> [Written exercise]
Rewrite every line of the data below, replacing "multiplicand-row" with "top-factor-row" wherever it occurs and leaving everything else unchanged.

(Rows from a layout dataset)
__________________________________________________

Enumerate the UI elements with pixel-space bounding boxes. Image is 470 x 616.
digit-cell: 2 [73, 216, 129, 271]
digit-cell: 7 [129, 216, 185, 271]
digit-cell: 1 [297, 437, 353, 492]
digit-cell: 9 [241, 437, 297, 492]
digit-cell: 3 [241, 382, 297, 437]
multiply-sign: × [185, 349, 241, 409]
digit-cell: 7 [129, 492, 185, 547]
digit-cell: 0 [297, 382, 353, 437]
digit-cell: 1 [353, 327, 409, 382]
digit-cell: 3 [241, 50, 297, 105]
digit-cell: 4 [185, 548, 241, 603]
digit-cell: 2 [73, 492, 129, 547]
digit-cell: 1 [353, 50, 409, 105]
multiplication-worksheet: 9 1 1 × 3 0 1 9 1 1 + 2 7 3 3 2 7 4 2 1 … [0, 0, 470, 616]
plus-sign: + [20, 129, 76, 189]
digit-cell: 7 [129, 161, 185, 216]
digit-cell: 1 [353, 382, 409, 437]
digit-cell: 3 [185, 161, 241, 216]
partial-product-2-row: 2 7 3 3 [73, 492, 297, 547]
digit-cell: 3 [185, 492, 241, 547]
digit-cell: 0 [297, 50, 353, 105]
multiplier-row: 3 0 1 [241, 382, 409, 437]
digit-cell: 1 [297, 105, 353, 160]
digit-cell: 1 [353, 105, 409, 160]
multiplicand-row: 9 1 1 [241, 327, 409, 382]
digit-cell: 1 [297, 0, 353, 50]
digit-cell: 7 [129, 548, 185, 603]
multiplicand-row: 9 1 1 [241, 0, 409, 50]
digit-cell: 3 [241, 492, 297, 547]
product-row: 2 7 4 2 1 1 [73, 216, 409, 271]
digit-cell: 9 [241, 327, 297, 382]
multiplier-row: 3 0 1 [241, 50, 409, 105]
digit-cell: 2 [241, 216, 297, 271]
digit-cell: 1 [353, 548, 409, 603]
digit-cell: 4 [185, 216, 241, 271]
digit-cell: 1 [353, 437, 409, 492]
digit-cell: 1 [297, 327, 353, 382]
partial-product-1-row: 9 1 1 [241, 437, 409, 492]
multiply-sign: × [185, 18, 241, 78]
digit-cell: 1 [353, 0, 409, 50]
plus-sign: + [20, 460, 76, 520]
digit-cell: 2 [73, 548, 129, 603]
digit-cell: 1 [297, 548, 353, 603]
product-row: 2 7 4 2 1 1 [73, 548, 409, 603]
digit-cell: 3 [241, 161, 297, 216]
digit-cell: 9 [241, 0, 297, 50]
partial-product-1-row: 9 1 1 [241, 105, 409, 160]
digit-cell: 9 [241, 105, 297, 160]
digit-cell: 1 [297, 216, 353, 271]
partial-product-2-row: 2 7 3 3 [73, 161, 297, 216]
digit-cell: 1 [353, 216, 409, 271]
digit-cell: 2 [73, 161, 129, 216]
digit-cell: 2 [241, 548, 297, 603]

__________________________________________________

> [Complete response]
Enumerate the UI elements with pixel-space bounding boxes. Image is 470 x 616.
digit-cell: 2 [73, 216, 129, 271]
digit-cell: 7 [129, 216, 185, 271]
digit-cell: 1 [297, 437, 353, 492]
digit-cell: 9 [241, 437, 297, 492]
digit-cell: 3 [241, 382, 297, 437]
multiply-sign: × [185, 349, 241, 409]
digit-cell: 7 [129, 492, 185, 547]
digit-cell: 0 [297, 382, 353, 437]
digit-cell: 1 [353, 327, 409, 382]
digit-cell: 3 [241, 50, 297, 105]
digit-cell: 4 [185, 548, 241, 603]
digit-cell: 2 [73, 492, 129, 547]
digit-cell: 1 [353, 50, 409, 105]
multiplication-worksheet: 9 1 1 × 3 0 1 9 1 1 + 2 7 3 3 2 7 4 2 1 … [0, 0, 470, 616]
plus-sign: + [20, 129, 76, 189]
digit-cell: 7 [129, 161, 185, 216]
digit-cell: 1 [353, 382, 409, 437]
digit-cell: 3 [185, 161, 241, 216]
partial-product-2-row: 2 7 3 3 [73, 492, 297, 547]
digit-cell: 3 [185, 492, 241, 547]
digit-cell: 0 [297, 50, 353, 105]
multiplier-row: 3 0 1 [241, 382, 409, 437]
digit-cell: 1 [297, 105, 353, 160]
digit-cell: 1 [353, 105, 409, 160]
top-factor-row: 9 1 1 [241, 327, 409, 382]
digit-cell: 1 [297, 0, 353, 50]
digit-cell: 7 [129, 548, 185, 603]
top-factor-row: 9 1 1 [241, 0, 409, 50]
digit-cell: 3 [241, 492, 297, 547]
product-row: 2 7 4 2 1 1 [73, 216, 409, 271]
digit-cell: 9 [241, 327, 297, 382]
multiplier-row: 3 0 1 [241, 50, 409, 105]
digit-cell: 2 [241, 216, 297, 271]
digit-cell: 1 [353, 548, 409, 603]
digit-cell: 4 [185, 216, 241, 271]
digit-cell: 1 [353, 437, 409, 492]
digit-cell: 1 [297, 327, 353, 382]
partial-product-1-row: 9 1 1 [241, 437, 409, 492]
multiply-sign: × [185, 18, 241, 78]
digit-cell: 1 [353, 0, 409, 50]
plus-sign: + [20, 460, 76, 520]
digit-cell: 2 [73, 548, 129, 603]
digit-cell: 1 [297, 548, 353, 603]
product-row: 2 7 4 2 1 1 [73, 548, 409, 603]
digit-cell: 3 [241, 161, 297, 216]
digit-cell: 9 [241, 0, 297, 50]
partial-product-1-row: 9 1 1 [241, 105, 409, 160]
digit-cell: 9 [241, 105, 297, 160]
digit-cell: 1 [297, 216, 353, 271]
partial-product-2-row: 2 7 3 3 [73, 161, 297, 216]
digit-cell: 1 [353, 216, 409, 271]
digit-cell: 2 [73, 161, 129, 216]
digit-cell: 2 [241, 548, 297, 603]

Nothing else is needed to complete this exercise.